EXCERPTED PASSAGE

* Start *

Second, sports coping skills as a dependent variable, vitality as an independent variable, self-management as a parameter, and tension as a control variable were analyzed. The regression coefficient of vitality (B), the independent variable, was 0.526 (p < 0.001); the regression coefficient of self-management (B), the parameter, was 0.636 (p < 0.001); and the regression coefficient of tension (B) was 2.543 (p < 0.05). The variables had a significant effect on the dependent variable of sports coping skills. In addition, the regression coefficient (B) of the interaction term between self-management and tension was −0.023 (p < 0.01), which was found to have a negative (−) influence on the dependent variable. The degree to which the input independent variable could explain the dependent variable had an explanatory power of 51.6%, and the model fit was also confirmed to be significant (F = 31.670, p < 0.001). These results indicate that athletes’ vitality has a significant relationship with sports coping skills through self-management, and the mediating effect of self-management is controlled by the athlete’s tension.
In the controlled parameter model of this study, the focus was on estimating the indirect effect of the interaction term of the independent variable on the dependent variable through the parameter [
22]. Therefore, the magnitude of the indirect effect affecting self-management using the condition value of tension and the results thereof is shown in
Table 8. The results of the analysis showed that the direct effect of vitality on sports coping skills was 0.526 (
p < 0.001), and even in the verification of the significance level of bootstrapping through 95% CI, it was found to be statistically significant because 0 in the confidence interval was not included. Next, to examine the conditional indirect effects of vitality → self-management → sports coping skills according to the level of tension, the level of tension was divided into three groups: average and ±1 SD. As a result, M − 1 SD = 0.395, M = 0.283, and M + 1 SD = 0.171 were found to be significant in all three groups. In addition, this was confirmed to be statistically significant as it did not include 0 in the confidence interval, even in the verification of the significance level through 95% CI.
It can be said that the most important part of the inference test of the adjusted mediated analysis lies in the index of moderated mediation. The overall size (moderated mediation index) of the indirect effect of X (vigor) → M (self-management) → Y (sports coping skills) was −0.020, which is a conditional indirect effect regulated by V (tension); the 95% bootstrap confidence interval was [−0.040 to −0.006]; and since 0 was not included in the confidence interval, it can be interpreted that the conditional indirect effect of this study was significant (
Table 9).
4. Discussion
This study was conducted to verify the moderated mediating effect of self-management on the effects of judo athletes’ psychological functions on sports coping skills. In this study, 124 judo athletes participated, composed of high school students, college students, and business team athletes. As psychological tests, the POMS, ASMQ, and ACSI-28 were used. This study aimed to investigate the moderated mediating effect of self-management on the effects of judo athletes’ psychological functions on sports coping skills.
First, we investigated whether psychological function affects sports coping skills. Self-management behavior, vigor of mood state, tension, and intrinsic behavior management of self-management behavior influenced sports coping skills. Athletes’ self-management behavior, vigor, and tension of psychological tests affected sports coping skills, but sports competition anxiety did not affect sports coping skills. These results are consistent with the results of Joung [
23]. It was possible to infer that self-management affects sports coping skills, and the better the self-management of athletes, the better their sports coping ability. The conceptual definition of self-management is said to be a series of processes of mentally preparing for and overcoming not only everyday life but also sports situations through self-control and self-regulation in one’s life [
8,
24]. Judo is considered training rather than exercise, and the purpose of training is not only to cultivate skills and physical strength but also to cultivate a correct personality and overcome difficulties. For judo athletes, self-management is an element that is lost in the process of training. The more self-managed players are, the higher their sports coping skills.

* End *

EXERCISE REQUIREMENTS
[A] Answer these three questions from the judo study excerpt, one line each:
(i) How many judo athletes took part in the study?
(ii) What explanatory power did the regression model with sports coping skills as the dependent variable have?
(iii) What was the 95% bootstrap confidence interval for the moderated mediation index?
[B] The first paragraph of the judo study excerpt reports several regression coefficients (B). List each one with the term it belongs to.

INFORMATION SUPPLIED
* Start *

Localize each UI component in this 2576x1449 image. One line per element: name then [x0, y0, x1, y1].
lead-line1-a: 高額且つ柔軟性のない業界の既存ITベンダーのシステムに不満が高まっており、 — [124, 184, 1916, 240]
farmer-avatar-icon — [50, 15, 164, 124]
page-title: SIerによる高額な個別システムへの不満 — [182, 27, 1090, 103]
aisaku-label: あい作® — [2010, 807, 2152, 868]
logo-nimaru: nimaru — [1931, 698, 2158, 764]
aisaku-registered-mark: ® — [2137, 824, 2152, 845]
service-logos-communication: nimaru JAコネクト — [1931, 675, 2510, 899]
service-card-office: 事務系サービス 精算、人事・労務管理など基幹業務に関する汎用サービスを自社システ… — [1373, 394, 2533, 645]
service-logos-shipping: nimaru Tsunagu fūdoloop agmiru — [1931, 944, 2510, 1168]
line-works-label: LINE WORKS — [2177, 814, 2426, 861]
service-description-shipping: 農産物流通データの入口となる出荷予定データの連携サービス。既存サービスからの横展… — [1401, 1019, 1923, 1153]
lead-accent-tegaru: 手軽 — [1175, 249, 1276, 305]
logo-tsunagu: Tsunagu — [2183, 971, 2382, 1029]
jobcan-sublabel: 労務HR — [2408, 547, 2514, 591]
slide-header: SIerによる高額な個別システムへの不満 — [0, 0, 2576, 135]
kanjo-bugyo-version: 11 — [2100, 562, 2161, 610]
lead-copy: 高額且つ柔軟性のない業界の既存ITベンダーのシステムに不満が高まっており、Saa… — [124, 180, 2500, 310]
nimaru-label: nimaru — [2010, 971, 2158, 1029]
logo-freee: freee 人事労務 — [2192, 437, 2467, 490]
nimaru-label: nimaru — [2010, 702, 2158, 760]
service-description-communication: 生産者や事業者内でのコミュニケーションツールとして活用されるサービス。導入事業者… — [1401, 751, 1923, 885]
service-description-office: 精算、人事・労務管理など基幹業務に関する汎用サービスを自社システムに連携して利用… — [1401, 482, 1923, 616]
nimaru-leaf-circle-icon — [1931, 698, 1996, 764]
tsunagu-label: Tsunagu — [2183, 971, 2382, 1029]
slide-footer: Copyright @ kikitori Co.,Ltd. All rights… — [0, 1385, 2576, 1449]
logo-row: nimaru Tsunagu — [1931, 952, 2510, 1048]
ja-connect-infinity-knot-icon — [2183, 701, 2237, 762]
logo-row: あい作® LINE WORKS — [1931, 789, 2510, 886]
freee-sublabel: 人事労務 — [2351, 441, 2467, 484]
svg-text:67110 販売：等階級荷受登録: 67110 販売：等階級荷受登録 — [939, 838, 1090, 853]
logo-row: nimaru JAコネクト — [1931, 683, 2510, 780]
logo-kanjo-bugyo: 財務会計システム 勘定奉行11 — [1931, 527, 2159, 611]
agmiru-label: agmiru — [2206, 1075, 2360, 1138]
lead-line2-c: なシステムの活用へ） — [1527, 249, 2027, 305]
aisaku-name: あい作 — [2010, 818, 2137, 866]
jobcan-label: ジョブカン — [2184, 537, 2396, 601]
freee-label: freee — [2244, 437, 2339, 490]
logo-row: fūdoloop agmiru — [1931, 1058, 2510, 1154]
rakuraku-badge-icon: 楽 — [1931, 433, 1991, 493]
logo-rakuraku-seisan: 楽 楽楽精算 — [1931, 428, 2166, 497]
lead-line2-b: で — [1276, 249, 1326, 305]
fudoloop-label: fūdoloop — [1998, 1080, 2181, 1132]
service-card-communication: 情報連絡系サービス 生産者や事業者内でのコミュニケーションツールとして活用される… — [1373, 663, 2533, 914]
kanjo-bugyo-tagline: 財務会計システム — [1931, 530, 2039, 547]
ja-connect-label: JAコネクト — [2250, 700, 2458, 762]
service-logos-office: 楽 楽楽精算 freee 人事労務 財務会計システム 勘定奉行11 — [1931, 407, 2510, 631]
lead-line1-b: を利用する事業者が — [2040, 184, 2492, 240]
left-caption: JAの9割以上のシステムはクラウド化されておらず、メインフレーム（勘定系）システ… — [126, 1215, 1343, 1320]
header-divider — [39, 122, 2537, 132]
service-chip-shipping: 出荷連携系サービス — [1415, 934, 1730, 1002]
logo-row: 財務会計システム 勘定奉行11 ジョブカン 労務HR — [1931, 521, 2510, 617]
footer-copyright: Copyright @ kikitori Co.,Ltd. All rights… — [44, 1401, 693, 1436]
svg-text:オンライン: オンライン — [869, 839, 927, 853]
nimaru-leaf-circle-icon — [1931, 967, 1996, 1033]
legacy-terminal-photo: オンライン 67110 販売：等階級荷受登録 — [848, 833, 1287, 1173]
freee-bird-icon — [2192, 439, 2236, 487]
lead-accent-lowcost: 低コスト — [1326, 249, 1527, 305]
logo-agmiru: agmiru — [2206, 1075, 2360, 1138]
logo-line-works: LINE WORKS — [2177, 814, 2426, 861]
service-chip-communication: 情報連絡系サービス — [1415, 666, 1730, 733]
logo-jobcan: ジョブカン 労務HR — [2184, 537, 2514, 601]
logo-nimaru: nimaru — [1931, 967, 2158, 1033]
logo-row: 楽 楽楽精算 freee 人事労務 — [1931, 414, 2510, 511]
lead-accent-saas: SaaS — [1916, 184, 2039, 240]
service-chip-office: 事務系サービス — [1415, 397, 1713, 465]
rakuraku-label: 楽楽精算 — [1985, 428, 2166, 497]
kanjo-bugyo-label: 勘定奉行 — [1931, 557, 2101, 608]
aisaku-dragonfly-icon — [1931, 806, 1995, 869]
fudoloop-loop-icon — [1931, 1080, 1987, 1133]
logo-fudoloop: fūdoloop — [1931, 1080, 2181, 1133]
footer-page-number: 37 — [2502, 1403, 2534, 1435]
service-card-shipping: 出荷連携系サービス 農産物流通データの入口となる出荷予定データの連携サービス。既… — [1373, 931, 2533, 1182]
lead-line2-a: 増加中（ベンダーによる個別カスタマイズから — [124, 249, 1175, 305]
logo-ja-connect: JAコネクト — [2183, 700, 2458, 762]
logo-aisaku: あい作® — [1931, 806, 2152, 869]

* End *

THE REPLIES
[A]
(i) 124
(ii) 51.6%
(iii) [−0.040 to −0.006]

[B]
- Vitality: 0.526 (p < 0.001)
- Self-management: 0.636 (p < 0.001)
- Tension: 2.543 (p < 0.05)
- Interaction term between self-management and tension: −0.023 (p < 0.01)